Directions:
Each entry needs to be restated exactly as written.

Entries supplied:
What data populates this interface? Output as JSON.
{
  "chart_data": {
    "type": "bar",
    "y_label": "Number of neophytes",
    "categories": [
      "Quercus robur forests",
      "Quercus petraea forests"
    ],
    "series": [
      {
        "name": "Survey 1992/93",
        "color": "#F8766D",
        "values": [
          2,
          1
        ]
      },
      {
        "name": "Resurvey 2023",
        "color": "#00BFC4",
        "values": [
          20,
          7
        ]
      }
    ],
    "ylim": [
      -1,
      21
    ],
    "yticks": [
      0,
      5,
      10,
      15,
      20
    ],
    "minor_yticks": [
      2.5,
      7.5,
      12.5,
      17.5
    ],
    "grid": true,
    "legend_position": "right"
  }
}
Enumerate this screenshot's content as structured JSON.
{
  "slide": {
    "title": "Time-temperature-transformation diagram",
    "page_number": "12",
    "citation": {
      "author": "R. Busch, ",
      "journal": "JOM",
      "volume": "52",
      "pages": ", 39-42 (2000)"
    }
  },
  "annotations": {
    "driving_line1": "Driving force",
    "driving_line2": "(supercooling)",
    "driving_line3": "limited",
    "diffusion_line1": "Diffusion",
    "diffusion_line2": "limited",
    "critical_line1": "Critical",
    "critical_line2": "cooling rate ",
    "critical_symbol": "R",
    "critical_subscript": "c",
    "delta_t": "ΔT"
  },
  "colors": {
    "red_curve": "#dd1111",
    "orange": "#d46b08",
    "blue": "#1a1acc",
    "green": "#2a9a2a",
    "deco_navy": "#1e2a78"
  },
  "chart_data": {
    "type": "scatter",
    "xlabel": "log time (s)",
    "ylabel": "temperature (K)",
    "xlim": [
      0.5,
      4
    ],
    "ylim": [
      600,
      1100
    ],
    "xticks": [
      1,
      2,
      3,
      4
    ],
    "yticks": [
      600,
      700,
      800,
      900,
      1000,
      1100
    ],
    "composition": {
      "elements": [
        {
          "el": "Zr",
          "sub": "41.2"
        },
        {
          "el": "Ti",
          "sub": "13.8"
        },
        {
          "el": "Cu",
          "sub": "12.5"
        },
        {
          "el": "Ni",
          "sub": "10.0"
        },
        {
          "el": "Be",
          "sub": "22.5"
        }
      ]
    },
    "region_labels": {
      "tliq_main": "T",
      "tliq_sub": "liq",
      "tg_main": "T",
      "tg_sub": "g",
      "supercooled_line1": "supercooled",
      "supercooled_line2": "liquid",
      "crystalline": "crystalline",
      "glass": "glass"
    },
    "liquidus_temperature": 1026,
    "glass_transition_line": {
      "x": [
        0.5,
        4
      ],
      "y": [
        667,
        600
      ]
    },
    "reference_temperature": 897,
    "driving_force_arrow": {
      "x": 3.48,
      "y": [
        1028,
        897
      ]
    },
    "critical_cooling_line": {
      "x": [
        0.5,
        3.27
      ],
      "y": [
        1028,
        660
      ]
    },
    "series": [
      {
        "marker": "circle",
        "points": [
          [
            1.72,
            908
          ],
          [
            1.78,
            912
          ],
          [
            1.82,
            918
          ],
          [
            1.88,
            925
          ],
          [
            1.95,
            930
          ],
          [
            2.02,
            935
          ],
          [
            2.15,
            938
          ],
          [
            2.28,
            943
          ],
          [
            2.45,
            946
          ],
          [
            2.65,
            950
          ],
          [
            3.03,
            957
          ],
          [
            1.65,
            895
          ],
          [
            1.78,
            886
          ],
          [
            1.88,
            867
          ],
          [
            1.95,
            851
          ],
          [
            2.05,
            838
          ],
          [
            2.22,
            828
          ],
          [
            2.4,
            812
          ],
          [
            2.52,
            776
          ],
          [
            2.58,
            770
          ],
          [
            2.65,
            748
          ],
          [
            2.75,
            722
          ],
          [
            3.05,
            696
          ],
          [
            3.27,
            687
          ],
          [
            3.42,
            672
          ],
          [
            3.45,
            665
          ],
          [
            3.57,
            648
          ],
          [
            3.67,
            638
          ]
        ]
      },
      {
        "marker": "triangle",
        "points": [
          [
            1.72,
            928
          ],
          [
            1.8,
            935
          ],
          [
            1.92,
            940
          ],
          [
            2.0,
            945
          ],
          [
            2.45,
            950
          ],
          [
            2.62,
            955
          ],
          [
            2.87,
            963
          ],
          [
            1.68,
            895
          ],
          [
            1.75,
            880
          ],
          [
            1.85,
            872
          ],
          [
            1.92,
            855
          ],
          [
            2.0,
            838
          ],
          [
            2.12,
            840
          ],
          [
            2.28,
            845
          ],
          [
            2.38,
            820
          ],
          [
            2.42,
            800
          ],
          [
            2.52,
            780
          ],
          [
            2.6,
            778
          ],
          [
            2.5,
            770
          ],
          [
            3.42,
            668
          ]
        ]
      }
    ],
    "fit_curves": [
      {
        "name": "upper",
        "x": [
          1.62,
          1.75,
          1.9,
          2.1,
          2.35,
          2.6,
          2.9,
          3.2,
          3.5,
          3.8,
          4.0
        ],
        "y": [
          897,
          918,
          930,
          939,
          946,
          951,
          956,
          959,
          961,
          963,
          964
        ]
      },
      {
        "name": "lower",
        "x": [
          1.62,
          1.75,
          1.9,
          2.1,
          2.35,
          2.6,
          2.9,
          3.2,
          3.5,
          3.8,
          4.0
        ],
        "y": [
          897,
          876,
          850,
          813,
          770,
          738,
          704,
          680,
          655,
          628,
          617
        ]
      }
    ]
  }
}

Answer below:
What data populates this interface? Output as JSON.
{
  "chart_data": {
    "type": "bar",
    "y_label": "Number of neophytes",
    "categories": [
      "Quercus robur forests",
      "Quercus petraea forests"
    ],
    "series": [
      {
        "name": "Survey 1992/93",
        "color": "#F8766D",
        "values": [
          2,
          1
        ]
      },
      {
        "name": "Resurvey 2023",
        "color": "#00BFC4",
        "values": [
          20,
          7
        ]
      }
    ],
    "ylim": [
      -1,
      21
    ],
    "yticks": [
      0,
      5,
      10,
      15,
      20
    ],
    "minor_yticks": [
      2.5,
      7.5,
      12.5,
      17.5
    ],
    "grid": true,
    "legend_position": "right"
  }
}
Enumerate this screenshot's content as structured JSON.
{
  "slide": {
    "title": "Time-temperature-transformation diagram",
    "page_number": "12",
    "citation": {
      "author": "R. Busch, ",
      "journal": "JOM",
      "volume": "52",
      "pages": ", 39-42 (2000)"
    }
  },
  "annotations": {
    "driving_line1": "Driving force",
    "driving_line2": "(supercooling)",
    "driving_line3": "limited",
    "diffusion_line1": "Diffusion",
    "diffusion_line2": "limited",
    "critical_line1": "Critical",
    "critical_line2": "cooling rate ",
    "critical_symbol": "R",
    "critical_subscript": "c",
    "delta_t": "ΔT"
  },
  "colors": {
    "red_curve": "#dd1111",
    "orange": "#d46b08",
    "blue": "#1a1acc",
    "green": "#2a9a2a",
    "deco_navy": "#1e2a78"
  },
  "chart_data": {
    "type": "scatter",
    "xlabel": "log time (s)",
    "ylabel": "temperature (K)",
    "xlim": [
      0.5,
      4
    ],
    "ylim": [
      600,
      1100
    ],
    "xticks": [
      1,
      2,
      3,
      4
    ],
    "yticks": [
      600,
      700,
      800,
      900,
      1000,
      1100
    ],
    "composition": {
      "elements": [
        {
          "el": "Zr",
          "sub": "41.2"
        },
        {
          "el": "Ti",
          "sub": "13.8"
        },
        {
          "el": "Cu",
          "sub": "12.5"
        },
        {
          "el": "Ni",
          "sub": "10.0"
        },
        {
          "el": "Be",
          "sub": "22.5"
        }
      ]
    },
    "region_labels": {
      "tliq_main": "T",
      "tliq_sub": "liq",
      "tg_main": "T",
      "tg_sub": "g",
      "supercooled_line1": "supercooled",
      "supercooled_line2": "liquid",
      "crystalline": "crystalline",
      "glass": "glass"
    },
    "liquidus_temperature": 1026,
    "glass_transition_line": {
      "x": [
        0.5,
        4
      ],
      "y": [
        667,
        600
      ]
    },
    "reference_temperature": 897,
    "driving_force_arrow": {
      "x": 3.48,
      "y": [
        1028,
        897
      ]
    },
    "critical_cooling_line": {
      "x": [
        0.5,
        3.27
      ],
      "y": [
        1028,
        660
      ]
    },
    "series": [
      {
        "marker": "circle",
        "points": [
          [
            1.72,
            908
          ],
          [
            1.78,
            912
          ],
          [
            1.82,
            918
          ],
          [
            1.88,
            925
          ],
          [
            1.95,
            930
          ],
          [
            2.02,
            935
          ],
          [
            2.15,
            938
          ],
          [
            2.28,
            943
          ],
          [
            2.45,
            946
          ],
          [
            2.65,
            950
          ],
          [
            3.03,
            957
          ],
          [
            1.65,
            895
          ],
          [
            1.78,
            886
          ],
          [
            1.88,
            867
          ],
          [
            1.95,
            851
          ],
          [
            2.05,
            838
          ],
          [
            2.22,
            828
          ],
          [
            2.4,
            812
          ],
          [
            2.52,
            776
          ],
          [
            2.58,
            770
          ],
          [
            2.65,
            748
          ],
          [
            2.75,
            722
          ],
          [
            3.05,
            696
          ],
          [
            3.27,
            687
          ],
          [
            3.42,
            672
          ],
          [
            3.45,
            665
          ],
          [
            3.57,
            648
          ],
          [
            3.67,
            638
          ]
        ]
      },
      {
        "marker": "triangle",
        "points": [
          [
            1.72,
            928
          ],
          [
            1.8,
            935
          ],
          [
            1.92,
            940
          ],
          [
            2.0,
            945
          ],
          [
            2.45,
            950
          ],
          [
            2.62,
            955
          ],
          [
            2.87,
            963
          ],
          [
            1.68,
            895
          ],
          [
            1.75,
            880
          ],
          [
            1.85,
            872
          ],
          [
            1.92,
            855
          ],
          [
            2.0,
            838
          ],
          [
            2.12,
            840
          ],
          [
            2.28,
            845
          ],
          [
            2.38,
            820
          ],
          [
            2.42,
            800
          ],
          [
            2.52,
            780
          ],
          [
            2.6,
            778
          ],
          [
            2.5,
            770
          ],
          [
            3.42,
            668
          ]
        ]
      }
    ],
    "fit_curves": [
      {
        "name": "upper",
        "x": [
          1.62,
          1.75,
          1.9,
          2.1,
          2.35,
          2.6,
          2.9,
          3.2,
          3.5,
          3.8,
          4.0
        ],
        "y": [
          897,
          918,
          930,
          939,
          946,
          951,
          956,
          959,
          961,
          963,
          964
        ]
      },
      {
        "name": "lower",
        "x": [
          1.62,
          1.75,
          1.9,
          2.1,
          2.35,
          2.6,
          2.9,
          3.2,
          3.5,
          3.8,
          4.0
        ],
        "y": [
          897,
          876,
          850,
          813,
          770,
          738,
          704,
          680,
          655,
          628,
          617
        ]
      }
    ]
  }
}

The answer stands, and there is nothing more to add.